• **Rows**:

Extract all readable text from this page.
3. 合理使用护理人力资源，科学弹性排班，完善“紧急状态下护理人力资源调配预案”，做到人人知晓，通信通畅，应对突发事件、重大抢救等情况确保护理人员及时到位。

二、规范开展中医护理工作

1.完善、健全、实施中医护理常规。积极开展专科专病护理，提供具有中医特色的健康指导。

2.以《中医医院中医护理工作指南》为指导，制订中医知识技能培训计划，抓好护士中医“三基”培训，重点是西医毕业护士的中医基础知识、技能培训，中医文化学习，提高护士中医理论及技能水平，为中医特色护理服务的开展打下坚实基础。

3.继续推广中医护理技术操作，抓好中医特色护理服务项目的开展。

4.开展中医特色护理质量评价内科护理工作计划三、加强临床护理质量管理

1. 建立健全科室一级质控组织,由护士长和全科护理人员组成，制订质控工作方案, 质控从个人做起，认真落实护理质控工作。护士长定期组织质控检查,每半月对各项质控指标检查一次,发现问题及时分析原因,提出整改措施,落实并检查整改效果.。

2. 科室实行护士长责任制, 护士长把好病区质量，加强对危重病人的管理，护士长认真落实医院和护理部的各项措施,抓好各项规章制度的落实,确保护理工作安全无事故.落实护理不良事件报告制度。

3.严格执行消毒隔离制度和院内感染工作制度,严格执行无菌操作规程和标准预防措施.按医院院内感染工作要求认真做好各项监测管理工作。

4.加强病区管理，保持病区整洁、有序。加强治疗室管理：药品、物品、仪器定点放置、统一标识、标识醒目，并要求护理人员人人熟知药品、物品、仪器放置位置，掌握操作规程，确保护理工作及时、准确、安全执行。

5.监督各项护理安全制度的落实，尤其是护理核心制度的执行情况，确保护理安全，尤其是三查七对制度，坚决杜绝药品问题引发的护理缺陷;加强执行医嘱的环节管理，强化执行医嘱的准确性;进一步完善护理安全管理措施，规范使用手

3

• **Given instruction**:
Every line above should be retyped exactly as given.

• **Reply**:
Extract all readable text from this page.
3. 合理使用护理人力资源，科学弹性排班，完善“紧急状态下护理人力资源调配预案”，做到人人知晓，通信通畅，应对突发事件、重大抢救等情况确保护理人员及时到位。

二、规范开展中医护理工作

1.完善、健全、实施中医护理常规。积极开展专科专病护理，提供具有中医特色的健康指导。

2.以《中医医院中医护理工作指南》为指导，制订中医知识技能培训计划，抓好护士中医“三基”培训，重点是西医毕业护士的中医基础知识、技能培训，中医文化学习，提高护士中医理论及技能水平，为中医特色护理服务的开展打下坚实基础。

3.继续推广中医护理技术操作，抓好中医特色护理服务项目的开展。

4.开展中医特色护理质量评价内科护理工作计划三、加强临床护理质量管理

1. 建立健全科室一级质控组织,由护士长和全科护理人员组成，制订质控工作方案, 质控从个人做起，认真落实护理质控工作。护士长定期组织质控检查,每半月对各项质控指标检查一次,发现问题及时分析原因,提出整改措施,落实并检查整改效果.。

2. 科室实行护士长责任制, 护士长把好病区质量，加强对危重病人的管理，护士长认真落实医院和护理部的各项措施,抓好各项规章制度的落实,确保护理工作安全无事故.落实护理不良事件报告制度。

3.严格执行消毒隔离制度和院内感染工作制度,严格执行无菌操作规程和标准预防措施.按医院院内感染工作要求认真做好各项监测管理工作。

4.加强病区管理，保持病区整洁、有序。加强治疗室管理：药品、物品、仪器定点放置、统一标识、标识醒目，并要求护理人员人人熟知药品、物品、仪器放置位置，掌握操作规程，确保护理工作及时、准确、安全执行。

5.监督各项护理安全制度的落实，尤其是护理核心制度的执行情况，确保护理安全，尤其是三查七对制度，坚决杜绝药品问题引发的护理缺陷;加强执行医嘱的环节管理，强化执行医嘱的准确性;进一步完善护理安全管理措施，规范使用手

3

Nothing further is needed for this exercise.